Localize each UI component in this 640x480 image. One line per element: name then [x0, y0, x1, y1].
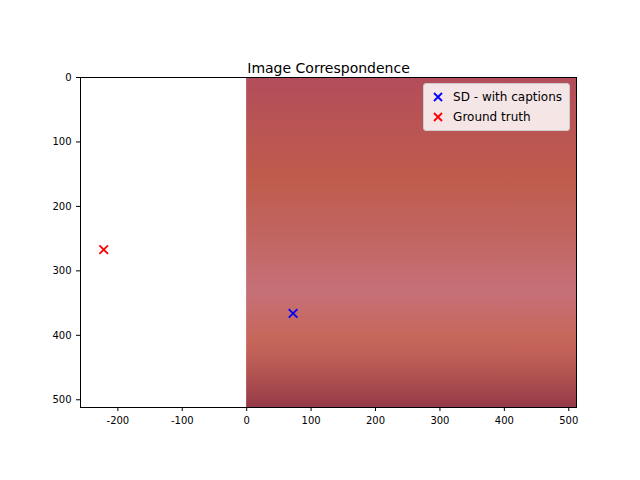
svg-text:0: 0 [244, 415, 250, 426]
svg-text:500: 500 [559, 415, 578, 426]
svg-text:100: 100 [302, 415, 321, 426]
svg-text:Image Correspondence: Image Correspondence [247, 60, 410, 76]
svg-text:0: 0 [65, 72, 71, 83]
svg-text:300: 300 [430, 415, 449, 426]
svg-text:-100: -100 [171, 415, 194, 426]
svg-text:500: 500 [52, 394, 71, 405]
svg-text:400: 400 [52, 330, 71, 341]
svg-text:200: 200 [366, 415, 385, 426]
svg-text:100: 100 [52, 136, 71, 147]
html-text:SD - with captions: SD - with captions [453, 90, 562, 104]
svg-text:-200: -200 [107, 415, 130, 426]
html-text:Ground truth: Ground truth [453, 110, 531, 124]
svg-text:200: 200 [52, 201, 71, 212]
svg-text:300: 300 [52, 265, 71, 276]
svg-text:400: 400 [495, 415, 514, 426]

--- --- ---

Reproduce every row above line for line, without changing any character, and omit the picture.

Localize each UI component in this 640x480 image. One line per element: name then [x0, y0, x1, y1].
svg-text:0: 0 [244, 415, 250, 426]
svg-text:500: 500 [559, 415, 578, 426]
svg-text:100: 100 [302, 415, 321, 426]
svg-text:Image Correspondence: Image Correspondence [247, 60, 410, 76]
svg-text:0: 0 [65, 72, 71, 83]
svg-text:300: 300 [430, 415, 449, 426]
svg-text:-100: -100 [171, 415, 194, 426]
svg-text:500: 500 [52, 394, 71, 405]
svg-text:400: 400 [52, 330, 71, 341]
svg-text:200: 200 [366, 415, 385, 426]
svg-text:100: 100 [52, 136, 71, 147]
html-text:SD - with captions: SD - with captions [453, 90, 562, 104]
svg-text:-200: -200 [107, 415, 130, 426]
html-text:Ground truth: Ground truth [453, 110, 531, 124]
svg-text:200: 200 [52, 201, 71, 212]
svg-text:300: 300 [52, 265, 71, 276]
svg-text:400: 400 [495, 415, 514, 426]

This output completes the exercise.